• **Requirement**:
Copy out all lines that hold "Worm".

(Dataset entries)

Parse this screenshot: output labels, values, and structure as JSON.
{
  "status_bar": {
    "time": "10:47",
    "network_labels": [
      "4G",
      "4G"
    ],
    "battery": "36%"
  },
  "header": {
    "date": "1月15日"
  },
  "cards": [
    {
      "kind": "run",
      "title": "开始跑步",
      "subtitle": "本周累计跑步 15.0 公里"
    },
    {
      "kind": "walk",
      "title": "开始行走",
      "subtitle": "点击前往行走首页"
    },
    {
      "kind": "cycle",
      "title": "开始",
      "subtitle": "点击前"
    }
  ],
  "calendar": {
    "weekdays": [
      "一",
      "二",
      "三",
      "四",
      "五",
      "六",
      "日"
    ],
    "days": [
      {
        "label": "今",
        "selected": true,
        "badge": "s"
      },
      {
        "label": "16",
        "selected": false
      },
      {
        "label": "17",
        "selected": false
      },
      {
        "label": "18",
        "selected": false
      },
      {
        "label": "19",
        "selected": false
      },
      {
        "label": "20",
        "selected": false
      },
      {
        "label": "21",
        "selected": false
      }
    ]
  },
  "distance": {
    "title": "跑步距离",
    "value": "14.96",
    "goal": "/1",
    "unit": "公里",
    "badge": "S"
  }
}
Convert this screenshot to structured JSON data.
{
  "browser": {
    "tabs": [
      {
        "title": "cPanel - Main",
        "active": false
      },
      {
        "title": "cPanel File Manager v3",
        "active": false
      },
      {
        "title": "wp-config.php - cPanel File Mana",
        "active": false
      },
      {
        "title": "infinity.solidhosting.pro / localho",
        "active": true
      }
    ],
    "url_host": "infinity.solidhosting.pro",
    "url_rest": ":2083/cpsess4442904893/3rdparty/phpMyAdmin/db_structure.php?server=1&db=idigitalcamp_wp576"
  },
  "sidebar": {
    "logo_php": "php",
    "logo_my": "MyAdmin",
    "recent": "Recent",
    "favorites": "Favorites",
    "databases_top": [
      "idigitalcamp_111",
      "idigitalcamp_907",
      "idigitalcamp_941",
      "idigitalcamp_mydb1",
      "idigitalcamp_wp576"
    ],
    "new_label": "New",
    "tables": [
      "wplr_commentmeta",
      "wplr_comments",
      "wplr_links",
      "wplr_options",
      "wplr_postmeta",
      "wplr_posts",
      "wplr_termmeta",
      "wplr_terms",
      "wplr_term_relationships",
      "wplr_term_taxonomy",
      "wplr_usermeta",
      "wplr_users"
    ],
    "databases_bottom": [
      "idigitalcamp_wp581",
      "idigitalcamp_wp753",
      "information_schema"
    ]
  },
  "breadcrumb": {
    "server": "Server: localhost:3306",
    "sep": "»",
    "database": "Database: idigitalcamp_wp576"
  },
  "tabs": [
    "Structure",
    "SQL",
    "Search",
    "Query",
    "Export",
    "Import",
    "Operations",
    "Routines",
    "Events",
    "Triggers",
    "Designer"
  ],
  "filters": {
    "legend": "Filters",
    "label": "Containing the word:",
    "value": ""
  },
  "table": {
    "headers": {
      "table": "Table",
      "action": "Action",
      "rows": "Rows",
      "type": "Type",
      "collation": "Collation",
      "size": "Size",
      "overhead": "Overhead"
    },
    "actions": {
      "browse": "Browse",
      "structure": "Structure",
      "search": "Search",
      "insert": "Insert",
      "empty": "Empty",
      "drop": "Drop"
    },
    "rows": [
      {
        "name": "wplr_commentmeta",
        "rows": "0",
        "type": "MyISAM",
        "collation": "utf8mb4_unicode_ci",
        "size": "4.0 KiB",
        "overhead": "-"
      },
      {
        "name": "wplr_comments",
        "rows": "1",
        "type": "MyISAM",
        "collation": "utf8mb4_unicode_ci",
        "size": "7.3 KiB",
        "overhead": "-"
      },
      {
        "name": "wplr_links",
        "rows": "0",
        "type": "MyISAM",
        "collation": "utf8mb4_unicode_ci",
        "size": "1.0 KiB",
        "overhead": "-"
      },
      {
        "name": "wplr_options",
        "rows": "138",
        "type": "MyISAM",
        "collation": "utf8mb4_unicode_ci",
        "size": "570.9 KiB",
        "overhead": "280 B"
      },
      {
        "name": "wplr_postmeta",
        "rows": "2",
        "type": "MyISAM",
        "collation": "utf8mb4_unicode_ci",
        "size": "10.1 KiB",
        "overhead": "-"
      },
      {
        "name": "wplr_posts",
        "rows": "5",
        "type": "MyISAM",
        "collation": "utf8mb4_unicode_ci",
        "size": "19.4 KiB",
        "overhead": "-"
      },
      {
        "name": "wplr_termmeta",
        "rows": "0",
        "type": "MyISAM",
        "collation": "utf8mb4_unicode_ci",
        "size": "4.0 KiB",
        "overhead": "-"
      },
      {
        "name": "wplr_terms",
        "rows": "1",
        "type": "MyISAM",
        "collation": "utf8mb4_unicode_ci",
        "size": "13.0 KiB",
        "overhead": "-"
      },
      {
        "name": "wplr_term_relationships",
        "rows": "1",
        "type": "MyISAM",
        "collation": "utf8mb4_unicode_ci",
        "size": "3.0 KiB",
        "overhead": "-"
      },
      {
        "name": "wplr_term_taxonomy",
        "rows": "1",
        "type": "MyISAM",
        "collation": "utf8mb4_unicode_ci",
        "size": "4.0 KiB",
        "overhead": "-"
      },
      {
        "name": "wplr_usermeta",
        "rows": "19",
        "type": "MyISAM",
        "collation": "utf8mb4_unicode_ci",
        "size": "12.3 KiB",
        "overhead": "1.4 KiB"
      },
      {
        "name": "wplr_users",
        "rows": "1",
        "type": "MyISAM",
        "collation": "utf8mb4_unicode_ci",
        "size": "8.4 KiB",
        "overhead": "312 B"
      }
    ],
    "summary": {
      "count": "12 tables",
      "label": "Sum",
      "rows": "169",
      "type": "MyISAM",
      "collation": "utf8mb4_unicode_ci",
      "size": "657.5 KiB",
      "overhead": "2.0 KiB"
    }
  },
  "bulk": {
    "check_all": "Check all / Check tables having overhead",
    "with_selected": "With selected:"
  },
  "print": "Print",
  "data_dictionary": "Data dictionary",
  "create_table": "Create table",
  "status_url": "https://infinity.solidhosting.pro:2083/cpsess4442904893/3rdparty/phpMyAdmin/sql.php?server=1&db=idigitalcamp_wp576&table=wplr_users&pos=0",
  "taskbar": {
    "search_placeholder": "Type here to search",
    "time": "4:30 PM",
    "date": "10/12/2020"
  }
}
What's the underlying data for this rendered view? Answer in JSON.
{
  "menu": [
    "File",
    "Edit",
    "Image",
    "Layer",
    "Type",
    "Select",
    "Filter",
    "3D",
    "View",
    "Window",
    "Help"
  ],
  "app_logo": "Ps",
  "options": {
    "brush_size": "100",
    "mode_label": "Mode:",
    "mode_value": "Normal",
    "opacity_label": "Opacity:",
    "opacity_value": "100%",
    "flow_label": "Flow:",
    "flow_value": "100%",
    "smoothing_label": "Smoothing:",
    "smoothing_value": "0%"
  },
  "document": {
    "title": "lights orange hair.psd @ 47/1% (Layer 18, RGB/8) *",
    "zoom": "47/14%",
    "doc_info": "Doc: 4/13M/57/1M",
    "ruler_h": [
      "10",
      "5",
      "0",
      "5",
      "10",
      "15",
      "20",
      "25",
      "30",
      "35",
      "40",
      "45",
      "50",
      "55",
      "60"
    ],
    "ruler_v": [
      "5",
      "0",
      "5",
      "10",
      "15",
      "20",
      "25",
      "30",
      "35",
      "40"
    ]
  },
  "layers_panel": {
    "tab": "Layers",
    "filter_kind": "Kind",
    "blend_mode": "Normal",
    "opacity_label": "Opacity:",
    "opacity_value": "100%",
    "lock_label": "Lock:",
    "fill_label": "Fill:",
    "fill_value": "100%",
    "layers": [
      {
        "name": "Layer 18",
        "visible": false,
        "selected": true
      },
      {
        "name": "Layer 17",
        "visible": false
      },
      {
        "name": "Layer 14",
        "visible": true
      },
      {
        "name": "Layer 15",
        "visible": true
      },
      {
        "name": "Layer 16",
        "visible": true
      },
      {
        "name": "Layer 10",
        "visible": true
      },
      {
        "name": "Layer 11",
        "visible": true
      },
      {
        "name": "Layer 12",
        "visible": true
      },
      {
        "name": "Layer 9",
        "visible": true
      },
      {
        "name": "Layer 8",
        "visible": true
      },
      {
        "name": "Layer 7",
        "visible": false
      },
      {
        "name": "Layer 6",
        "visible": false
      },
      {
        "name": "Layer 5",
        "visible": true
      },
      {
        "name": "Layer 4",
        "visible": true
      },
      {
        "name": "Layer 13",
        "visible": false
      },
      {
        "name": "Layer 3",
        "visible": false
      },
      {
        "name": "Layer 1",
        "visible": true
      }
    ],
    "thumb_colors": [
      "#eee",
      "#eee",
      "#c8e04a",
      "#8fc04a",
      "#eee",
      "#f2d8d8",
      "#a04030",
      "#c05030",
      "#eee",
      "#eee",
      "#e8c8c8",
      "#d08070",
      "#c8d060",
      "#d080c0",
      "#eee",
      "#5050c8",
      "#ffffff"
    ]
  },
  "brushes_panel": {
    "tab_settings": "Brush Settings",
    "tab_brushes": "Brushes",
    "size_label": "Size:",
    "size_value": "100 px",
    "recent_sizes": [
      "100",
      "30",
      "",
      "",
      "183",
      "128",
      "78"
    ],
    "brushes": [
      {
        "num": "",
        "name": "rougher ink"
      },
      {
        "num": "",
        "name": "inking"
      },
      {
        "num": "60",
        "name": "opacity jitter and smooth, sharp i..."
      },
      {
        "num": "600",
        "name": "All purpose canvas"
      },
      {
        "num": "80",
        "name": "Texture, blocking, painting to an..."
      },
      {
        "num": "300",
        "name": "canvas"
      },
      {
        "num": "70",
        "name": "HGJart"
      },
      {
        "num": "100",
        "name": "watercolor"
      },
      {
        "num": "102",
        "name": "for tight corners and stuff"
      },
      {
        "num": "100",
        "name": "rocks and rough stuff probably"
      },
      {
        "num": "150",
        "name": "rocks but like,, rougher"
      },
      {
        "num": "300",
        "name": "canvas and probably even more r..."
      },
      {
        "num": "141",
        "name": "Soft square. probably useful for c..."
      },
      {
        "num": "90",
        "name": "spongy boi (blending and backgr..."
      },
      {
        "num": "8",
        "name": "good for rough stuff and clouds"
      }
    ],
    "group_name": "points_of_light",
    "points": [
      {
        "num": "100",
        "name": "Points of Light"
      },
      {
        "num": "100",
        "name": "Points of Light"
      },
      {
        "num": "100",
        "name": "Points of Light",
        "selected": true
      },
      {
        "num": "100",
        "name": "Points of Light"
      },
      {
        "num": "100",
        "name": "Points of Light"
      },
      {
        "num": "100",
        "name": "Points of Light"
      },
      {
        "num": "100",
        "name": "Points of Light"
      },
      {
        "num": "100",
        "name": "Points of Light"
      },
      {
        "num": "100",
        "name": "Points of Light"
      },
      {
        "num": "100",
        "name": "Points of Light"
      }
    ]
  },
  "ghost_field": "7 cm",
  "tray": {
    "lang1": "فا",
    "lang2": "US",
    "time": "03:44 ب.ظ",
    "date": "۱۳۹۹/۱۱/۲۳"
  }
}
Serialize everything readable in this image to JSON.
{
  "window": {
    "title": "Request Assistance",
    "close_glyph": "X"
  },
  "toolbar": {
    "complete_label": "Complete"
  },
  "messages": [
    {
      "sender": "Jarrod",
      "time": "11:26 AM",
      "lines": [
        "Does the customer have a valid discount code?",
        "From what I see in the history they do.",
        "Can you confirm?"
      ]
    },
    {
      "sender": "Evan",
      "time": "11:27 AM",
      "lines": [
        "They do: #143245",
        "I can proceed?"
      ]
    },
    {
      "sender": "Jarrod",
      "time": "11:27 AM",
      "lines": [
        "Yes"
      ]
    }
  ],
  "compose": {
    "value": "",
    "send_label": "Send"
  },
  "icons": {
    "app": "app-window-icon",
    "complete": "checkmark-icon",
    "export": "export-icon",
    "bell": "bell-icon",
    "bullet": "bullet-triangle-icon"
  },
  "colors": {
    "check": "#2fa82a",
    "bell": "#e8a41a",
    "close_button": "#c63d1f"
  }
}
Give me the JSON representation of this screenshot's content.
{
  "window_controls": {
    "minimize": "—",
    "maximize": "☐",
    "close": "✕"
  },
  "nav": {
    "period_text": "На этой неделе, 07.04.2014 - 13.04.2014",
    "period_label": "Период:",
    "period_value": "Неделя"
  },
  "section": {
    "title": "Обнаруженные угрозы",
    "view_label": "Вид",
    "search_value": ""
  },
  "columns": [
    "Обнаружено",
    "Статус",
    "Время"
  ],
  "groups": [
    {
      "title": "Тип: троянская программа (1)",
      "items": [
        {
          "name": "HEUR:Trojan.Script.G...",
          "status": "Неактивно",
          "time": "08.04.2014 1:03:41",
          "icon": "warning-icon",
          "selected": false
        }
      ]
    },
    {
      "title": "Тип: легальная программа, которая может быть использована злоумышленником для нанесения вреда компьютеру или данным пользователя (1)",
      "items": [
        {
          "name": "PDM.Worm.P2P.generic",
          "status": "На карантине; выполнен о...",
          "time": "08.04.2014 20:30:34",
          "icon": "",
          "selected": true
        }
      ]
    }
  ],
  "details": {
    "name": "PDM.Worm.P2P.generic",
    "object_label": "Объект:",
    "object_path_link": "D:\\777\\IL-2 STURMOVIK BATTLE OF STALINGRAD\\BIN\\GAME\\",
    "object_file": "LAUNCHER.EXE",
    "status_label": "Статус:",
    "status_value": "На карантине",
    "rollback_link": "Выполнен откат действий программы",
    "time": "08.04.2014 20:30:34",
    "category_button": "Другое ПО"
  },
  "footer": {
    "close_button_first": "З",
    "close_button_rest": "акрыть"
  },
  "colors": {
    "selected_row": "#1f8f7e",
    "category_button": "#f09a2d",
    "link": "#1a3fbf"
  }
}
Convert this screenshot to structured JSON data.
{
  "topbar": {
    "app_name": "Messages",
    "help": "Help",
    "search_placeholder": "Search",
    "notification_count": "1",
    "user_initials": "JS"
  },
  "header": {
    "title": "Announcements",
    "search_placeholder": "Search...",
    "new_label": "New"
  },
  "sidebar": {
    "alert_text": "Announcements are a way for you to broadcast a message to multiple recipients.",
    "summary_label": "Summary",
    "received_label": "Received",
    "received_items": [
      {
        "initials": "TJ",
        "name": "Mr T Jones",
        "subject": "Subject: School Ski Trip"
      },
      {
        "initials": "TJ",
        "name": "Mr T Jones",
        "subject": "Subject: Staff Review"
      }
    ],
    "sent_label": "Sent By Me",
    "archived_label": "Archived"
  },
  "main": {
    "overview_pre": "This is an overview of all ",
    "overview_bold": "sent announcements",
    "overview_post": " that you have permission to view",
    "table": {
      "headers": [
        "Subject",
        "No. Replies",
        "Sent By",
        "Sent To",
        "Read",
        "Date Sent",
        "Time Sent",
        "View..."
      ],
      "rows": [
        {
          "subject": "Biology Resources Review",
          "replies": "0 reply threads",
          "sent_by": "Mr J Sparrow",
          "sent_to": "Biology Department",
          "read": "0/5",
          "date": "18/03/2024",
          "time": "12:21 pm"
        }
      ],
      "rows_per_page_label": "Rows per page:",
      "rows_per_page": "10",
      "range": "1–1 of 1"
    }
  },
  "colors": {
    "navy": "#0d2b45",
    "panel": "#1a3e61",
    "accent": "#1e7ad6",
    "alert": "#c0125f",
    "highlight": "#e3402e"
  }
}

• **Complete answer**:
          "name": "PDM.Worm.P2P.generic",
    "name": "PDM.Worm.P2P.generic",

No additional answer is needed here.